Fragmento seleccionado:

'''

Olvida 3 kilos de oro valorados en más de 170.00 euros en un vagón de tren

Las autoridades han hecho público ahora el hallazgo en busca de su propietario

Si el carácter es destino, el ser despistado es una loza que cae en picado sobre la propia sesera. Hay despistes y despistes, de mayor o menor grado, y asimismo de mayor o menor repercusión. Un despiste morrocotudo, mayúsculo, puede acarrear gravísimas consecuencias…

Pongamos el ejemplo de un olvido. De un olvido de los llamados ‘tontos’. Pues bien: un olvido tonto -por ejemplo dejarnos algo en cualquier parte- apenas cambia nada a excepción quizá de la pérdida del objeto por un tiempo limitado o ya para siempre. Mera anécdota.

Ahora bien: también depende del sitio donde dejamos el objeto olvidado para garantizar su rescate, su devolución, o no. No es lo mismo dejarse algo olvidado en un restaurante que en el banco de una plaza. ¡O en un medio de transporte, porque entonces la cosa se pondrá ya más complicada!

Hay estudios que señalan cómo medios de transporte tipos el metro, el autobús o el tren son puntos donde más objetos perdidos encuentran acomodo. Y donde pertenencias ajenas más inverosímiles se han hallado. Datos para una estadística punto menos que interesante.

'''

Actividades:
1. Copia al pie de la letra, en el fragmento sobre el oro olvidado en el tren, todo lo que va desde "Pongamos el ejemplo" hasta "siempre. Mera anécdota.".
2. Continúa la noticia del oro olvidado en un vagón de tren a partir de su último párrafo.
Los datos no intervienen en nada de esto.

Material de partida:
'''

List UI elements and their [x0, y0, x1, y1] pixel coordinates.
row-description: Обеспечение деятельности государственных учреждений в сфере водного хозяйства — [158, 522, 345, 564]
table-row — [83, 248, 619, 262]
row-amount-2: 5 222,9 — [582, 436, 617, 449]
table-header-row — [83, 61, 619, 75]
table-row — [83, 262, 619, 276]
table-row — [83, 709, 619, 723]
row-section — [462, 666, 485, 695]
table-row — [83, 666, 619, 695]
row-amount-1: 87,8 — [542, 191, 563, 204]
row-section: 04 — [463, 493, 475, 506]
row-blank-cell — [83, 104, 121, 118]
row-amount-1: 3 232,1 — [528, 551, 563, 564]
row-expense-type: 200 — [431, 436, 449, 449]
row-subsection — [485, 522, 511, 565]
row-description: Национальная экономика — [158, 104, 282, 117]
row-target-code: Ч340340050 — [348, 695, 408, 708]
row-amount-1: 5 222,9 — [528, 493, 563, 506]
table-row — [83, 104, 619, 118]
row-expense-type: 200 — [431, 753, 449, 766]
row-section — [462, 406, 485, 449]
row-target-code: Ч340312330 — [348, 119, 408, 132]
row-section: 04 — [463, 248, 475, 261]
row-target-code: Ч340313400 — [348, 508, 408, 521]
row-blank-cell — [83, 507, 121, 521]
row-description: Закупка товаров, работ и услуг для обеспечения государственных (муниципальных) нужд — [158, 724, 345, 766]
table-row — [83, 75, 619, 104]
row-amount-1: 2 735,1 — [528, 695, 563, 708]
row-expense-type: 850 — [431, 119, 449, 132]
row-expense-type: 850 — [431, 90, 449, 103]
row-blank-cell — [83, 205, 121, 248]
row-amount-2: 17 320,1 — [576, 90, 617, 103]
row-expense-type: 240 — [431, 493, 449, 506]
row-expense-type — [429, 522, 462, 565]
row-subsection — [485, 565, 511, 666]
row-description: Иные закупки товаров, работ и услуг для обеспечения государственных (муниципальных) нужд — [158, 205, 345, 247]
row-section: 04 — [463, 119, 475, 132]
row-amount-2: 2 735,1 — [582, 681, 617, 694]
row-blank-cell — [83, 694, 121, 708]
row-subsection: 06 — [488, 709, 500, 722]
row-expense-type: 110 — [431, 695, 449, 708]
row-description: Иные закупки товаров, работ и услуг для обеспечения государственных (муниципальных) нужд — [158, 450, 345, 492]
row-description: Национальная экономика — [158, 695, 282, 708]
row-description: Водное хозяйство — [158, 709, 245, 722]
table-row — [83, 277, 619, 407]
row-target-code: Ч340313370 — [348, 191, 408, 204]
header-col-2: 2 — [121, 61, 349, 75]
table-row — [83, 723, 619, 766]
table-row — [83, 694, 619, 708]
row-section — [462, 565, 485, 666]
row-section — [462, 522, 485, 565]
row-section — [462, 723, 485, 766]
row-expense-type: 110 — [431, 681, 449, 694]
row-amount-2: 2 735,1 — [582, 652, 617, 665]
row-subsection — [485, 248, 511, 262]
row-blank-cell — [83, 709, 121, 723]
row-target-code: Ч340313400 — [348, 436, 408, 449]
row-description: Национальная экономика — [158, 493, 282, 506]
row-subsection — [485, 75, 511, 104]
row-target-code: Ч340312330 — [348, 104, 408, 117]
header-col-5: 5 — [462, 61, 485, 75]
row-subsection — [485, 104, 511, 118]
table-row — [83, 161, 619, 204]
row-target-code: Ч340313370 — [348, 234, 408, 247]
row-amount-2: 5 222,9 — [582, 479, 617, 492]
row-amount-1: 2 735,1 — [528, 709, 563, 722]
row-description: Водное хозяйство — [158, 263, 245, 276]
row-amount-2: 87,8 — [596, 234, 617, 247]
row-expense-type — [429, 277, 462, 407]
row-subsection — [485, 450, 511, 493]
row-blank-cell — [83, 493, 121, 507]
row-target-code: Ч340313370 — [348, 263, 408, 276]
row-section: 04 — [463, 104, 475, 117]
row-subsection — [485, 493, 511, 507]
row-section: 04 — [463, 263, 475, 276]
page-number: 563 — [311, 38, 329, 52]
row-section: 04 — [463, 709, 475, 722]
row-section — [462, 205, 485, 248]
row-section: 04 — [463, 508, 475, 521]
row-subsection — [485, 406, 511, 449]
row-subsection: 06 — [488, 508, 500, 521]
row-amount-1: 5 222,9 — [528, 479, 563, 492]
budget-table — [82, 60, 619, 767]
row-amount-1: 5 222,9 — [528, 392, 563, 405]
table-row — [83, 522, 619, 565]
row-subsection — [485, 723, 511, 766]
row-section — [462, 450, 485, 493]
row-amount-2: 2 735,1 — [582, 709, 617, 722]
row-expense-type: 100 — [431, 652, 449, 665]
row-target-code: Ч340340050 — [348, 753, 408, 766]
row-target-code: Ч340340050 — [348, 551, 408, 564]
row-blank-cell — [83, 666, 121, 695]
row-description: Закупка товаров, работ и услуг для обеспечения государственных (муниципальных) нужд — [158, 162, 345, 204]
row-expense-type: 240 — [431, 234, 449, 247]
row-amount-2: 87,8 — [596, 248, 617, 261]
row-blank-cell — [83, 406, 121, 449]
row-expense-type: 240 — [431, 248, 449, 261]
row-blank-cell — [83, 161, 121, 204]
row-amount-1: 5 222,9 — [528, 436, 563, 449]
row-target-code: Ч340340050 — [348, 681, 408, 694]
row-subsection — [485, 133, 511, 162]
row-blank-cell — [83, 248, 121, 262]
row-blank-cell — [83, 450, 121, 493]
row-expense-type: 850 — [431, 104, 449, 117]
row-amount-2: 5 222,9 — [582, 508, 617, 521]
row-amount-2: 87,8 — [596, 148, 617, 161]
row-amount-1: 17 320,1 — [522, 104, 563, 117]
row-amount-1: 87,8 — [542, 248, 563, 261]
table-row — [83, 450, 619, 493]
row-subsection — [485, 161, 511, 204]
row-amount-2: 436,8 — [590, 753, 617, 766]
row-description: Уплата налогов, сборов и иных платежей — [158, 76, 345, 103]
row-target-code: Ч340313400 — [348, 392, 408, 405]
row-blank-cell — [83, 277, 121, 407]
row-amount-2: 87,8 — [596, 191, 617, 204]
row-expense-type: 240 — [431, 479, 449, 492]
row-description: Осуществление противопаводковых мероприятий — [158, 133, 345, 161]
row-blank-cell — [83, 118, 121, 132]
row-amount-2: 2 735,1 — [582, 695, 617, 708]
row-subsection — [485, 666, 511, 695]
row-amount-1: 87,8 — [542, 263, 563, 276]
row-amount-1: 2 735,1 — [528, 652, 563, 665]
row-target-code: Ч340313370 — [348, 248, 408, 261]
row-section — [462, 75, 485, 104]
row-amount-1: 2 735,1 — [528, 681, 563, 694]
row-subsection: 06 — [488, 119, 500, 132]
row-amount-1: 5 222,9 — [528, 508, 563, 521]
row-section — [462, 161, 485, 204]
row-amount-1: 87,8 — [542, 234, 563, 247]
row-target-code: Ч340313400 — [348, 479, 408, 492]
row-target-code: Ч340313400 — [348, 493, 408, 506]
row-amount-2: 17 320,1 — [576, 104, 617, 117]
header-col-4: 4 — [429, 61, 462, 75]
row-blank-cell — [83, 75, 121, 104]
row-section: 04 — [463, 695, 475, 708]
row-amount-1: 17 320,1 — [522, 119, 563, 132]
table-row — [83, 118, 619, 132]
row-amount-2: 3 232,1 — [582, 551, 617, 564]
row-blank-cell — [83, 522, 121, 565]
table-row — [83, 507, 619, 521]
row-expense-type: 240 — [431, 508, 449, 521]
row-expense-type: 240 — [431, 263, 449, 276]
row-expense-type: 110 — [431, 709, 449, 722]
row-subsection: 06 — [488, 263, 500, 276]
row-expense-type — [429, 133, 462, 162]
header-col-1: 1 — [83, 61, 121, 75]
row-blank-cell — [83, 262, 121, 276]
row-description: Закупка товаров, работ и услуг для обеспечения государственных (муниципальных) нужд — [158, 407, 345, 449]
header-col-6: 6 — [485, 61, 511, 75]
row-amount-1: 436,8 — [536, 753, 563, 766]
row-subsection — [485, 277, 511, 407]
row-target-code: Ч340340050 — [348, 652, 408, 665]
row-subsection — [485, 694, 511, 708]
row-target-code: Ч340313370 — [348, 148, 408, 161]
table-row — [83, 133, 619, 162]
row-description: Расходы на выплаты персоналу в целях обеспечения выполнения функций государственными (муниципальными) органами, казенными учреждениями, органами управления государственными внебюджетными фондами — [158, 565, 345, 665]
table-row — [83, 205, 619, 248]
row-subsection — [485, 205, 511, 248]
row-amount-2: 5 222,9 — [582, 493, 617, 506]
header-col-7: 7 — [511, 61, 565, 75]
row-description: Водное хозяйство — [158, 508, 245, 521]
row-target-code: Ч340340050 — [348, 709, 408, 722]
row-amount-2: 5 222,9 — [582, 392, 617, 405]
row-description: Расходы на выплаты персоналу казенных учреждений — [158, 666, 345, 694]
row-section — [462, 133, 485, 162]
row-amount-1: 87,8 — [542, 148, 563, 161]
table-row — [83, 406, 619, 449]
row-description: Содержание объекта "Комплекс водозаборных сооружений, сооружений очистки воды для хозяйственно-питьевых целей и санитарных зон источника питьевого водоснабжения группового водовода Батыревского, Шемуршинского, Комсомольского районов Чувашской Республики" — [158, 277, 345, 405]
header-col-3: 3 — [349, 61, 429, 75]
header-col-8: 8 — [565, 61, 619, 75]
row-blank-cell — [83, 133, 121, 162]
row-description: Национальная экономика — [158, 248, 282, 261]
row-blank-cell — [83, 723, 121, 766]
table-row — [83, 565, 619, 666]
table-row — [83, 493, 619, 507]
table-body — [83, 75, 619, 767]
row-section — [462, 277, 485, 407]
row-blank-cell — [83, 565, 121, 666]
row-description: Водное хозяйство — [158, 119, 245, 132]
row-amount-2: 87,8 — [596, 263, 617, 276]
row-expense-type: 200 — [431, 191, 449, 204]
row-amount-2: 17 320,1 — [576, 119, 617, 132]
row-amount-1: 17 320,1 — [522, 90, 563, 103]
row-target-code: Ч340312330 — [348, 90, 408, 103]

'''

Ejercicios resueltos:
1.
Pongamos el ejemplo de un olvido. De un olvido de los llamados ‘tontos’. Pues bien: un olvido tonto -por ejemplo dejarnos algo en cualquier parte- apenas cambia nada a excepción quizá de la pérdida del objeto por un tiempo limitado o ya para siempre. Mera anécdota.

2.
En cualquier caso, nada de seguro comparable a cuanto le sucedió a un pasajero de un vagón de un tren en Suiza. En efecto olvidó algo. Pero no cualquier cosa, no un objeto de escaso valor, sino nada más y nada menos que 3 kilos de lingotes de oro. ¡Se dice pronto!

Para ser más exactos, cabe apuntar que se encontró en un vagón del tren que une las ciudades de Sankt Gallen y Lucerna. Un viajero, harto despistado, se olvidó coger los lingotes de oro que llevaba, valorados en 182.000 francos suizos, esto son más de 170.600 euros. ¡Para llorar a lágrima viva!

Las autoridades -no hay otra- siguen buscando al propietario de este preciado hallazgo, que se produjo el mes de octubre del año pasado, pero que no obstante la Fiscalía de Lucerna no ha hecho público hasta ahora, después de que la investigación para identificar al propietario acabara en nada.

Eso sí: las autoridades han puesto una condición por si a alguien se le ocurre presentarse reclamando los lingotes de oro: el beneficiario sólo podrá efectuar su reclamo debidamente justificado. Nada de listillos de poca monta. Debidamente justificado: y, en cualquier caso, para hacerlo, tiene un plazo de cinco años. De modo que, pasado este tiempo, la pertenencia será expropiada definitivamente.

La pregunta de cajón que muchos se hacen salta a la vista: ¿si durante ocho meses nadie ha reclamado la pérdida, lo hará ahora? O probablemente es que si no lo ha comunicado es porque el origen de estos tres kilos de oro debe ser un poco espeso -o demasiado sospechoso- teniendo en cuenta que hablamos de Suiza.